Prompt:
Each entry below must be repeated word for word.

-- BEGIN The data --

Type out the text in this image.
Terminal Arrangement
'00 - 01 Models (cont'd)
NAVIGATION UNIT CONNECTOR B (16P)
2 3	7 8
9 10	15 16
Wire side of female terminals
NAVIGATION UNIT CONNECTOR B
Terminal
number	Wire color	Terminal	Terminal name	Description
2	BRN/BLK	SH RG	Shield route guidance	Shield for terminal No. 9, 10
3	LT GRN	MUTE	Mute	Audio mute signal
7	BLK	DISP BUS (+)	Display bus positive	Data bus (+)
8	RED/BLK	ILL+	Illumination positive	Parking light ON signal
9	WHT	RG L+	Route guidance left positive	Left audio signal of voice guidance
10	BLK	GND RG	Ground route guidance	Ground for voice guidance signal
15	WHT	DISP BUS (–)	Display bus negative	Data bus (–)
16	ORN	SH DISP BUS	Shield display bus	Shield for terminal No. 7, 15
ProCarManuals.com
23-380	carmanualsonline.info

-- END The data --

The response:
Type out the text in this image.
Terminal Arrangement
'00 - 01 Models (cont'd)
NAVIGATION UNIT CONNECTOR B (16P)
2 3	7 8
9 10	15 16
Wire side of female terminals
NAVIGATION UNIT CONNECTOR B
Terminal
number	Wire color	Terminal	Terminal name	Description
2	BRN/BLK	SH RG	Shield route guidance	Shield for terminal No. 9, 10
3	LT GRN	MUTE	Mute	Audio mute signal
7	BLK	DISP BUS (+)	Display bus positive	Data bus (+)
8	RED/BLK	ILL+	Illumination positive	Parking light ON signal
9	WHT	RG L+	Route guidance left positive	Left audio signal of voice guidance
10	BLK	GND RG	Ground route guidance	Ground for voice guidance signal
15	WHT	DISP BUS (–)	Display bus negative	Data bus (–)
16	ORN	SH DISP BUS	Shield display bus	Shield for terminal No. 7, 15
ProCarManuals.com
23-380	carmanualsonline.info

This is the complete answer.